• Written exercise:
List each line in which the string "Centre" appears.

Stored data
☆ ☆ ☆ ☆
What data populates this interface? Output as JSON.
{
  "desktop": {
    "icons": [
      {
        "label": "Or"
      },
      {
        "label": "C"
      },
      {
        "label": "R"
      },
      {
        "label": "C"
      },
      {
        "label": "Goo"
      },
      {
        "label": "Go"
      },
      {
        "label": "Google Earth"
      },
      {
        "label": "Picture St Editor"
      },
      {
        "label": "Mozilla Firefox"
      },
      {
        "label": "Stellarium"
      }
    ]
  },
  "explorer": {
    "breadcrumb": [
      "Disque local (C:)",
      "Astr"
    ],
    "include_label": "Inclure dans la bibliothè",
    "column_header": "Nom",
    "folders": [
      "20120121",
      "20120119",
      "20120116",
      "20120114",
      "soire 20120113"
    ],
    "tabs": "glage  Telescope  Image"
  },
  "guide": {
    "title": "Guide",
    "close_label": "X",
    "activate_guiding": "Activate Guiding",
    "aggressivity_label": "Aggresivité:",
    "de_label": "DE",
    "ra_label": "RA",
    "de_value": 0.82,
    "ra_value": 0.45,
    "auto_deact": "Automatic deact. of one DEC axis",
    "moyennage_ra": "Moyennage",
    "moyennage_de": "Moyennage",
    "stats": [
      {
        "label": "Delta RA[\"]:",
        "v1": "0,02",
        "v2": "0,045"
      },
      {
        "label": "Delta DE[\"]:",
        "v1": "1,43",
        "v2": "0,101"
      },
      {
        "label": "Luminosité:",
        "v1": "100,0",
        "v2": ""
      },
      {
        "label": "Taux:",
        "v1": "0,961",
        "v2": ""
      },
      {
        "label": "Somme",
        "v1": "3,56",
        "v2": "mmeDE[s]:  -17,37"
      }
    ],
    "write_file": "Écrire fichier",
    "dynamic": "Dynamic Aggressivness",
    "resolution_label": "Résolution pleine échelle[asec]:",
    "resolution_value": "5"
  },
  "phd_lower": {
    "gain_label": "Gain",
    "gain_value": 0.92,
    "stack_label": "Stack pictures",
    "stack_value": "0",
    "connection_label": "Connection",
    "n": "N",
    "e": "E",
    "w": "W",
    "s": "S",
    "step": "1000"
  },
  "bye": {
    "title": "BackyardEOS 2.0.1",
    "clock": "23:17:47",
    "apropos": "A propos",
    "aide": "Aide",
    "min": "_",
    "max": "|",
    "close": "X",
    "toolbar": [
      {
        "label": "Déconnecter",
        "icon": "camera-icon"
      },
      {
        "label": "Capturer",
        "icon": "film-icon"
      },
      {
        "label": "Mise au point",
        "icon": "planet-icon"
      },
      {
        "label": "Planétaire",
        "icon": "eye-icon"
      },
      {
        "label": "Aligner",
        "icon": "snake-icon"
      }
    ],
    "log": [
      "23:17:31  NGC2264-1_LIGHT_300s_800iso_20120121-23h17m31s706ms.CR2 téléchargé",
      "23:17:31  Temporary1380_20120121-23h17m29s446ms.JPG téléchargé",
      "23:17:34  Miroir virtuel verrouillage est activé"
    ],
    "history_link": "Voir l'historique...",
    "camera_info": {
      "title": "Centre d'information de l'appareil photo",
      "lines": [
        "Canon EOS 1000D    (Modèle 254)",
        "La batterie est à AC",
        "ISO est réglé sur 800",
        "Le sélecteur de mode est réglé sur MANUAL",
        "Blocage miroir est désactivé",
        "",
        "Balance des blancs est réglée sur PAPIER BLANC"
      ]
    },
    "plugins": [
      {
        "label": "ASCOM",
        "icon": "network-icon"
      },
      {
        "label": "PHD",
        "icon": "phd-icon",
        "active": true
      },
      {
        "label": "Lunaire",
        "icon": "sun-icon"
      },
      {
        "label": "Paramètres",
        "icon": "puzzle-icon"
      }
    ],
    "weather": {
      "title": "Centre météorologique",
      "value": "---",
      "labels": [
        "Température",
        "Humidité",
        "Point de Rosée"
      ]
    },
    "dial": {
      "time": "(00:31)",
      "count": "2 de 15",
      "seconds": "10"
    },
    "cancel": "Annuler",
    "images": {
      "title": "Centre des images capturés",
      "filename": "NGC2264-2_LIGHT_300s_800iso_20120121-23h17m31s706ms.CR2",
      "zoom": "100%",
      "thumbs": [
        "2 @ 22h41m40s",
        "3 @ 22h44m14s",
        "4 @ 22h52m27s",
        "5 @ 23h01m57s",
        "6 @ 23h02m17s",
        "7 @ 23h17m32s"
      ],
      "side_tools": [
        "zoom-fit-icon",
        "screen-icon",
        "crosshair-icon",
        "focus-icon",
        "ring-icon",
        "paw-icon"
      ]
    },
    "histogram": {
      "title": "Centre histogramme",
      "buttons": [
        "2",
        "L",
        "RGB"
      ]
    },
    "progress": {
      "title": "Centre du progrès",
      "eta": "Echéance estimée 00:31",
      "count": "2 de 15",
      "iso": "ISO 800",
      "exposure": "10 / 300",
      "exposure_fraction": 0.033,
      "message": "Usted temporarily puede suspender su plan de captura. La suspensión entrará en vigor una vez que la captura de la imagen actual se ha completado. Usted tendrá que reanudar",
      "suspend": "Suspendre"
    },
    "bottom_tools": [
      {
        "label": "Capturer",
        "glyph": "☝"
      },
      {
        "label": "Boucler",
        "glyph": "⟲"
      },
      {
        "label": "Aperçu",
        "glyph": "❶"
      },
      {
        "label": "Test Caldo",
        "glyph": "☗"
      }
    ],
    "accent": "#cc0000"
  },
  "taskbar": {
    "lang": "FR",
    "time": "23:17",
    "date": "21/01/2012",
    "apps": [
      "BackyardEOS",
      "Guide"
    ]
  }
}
☆ ☆ ☆ ☆
• Finished answer:
      "title": "Centre d'information de l'appareil photo",
      "title": "Centre météorologique",
      "title": "Centre des images capturés",
      "title": "Centre histogramme",
      "title": "Centre du progrès",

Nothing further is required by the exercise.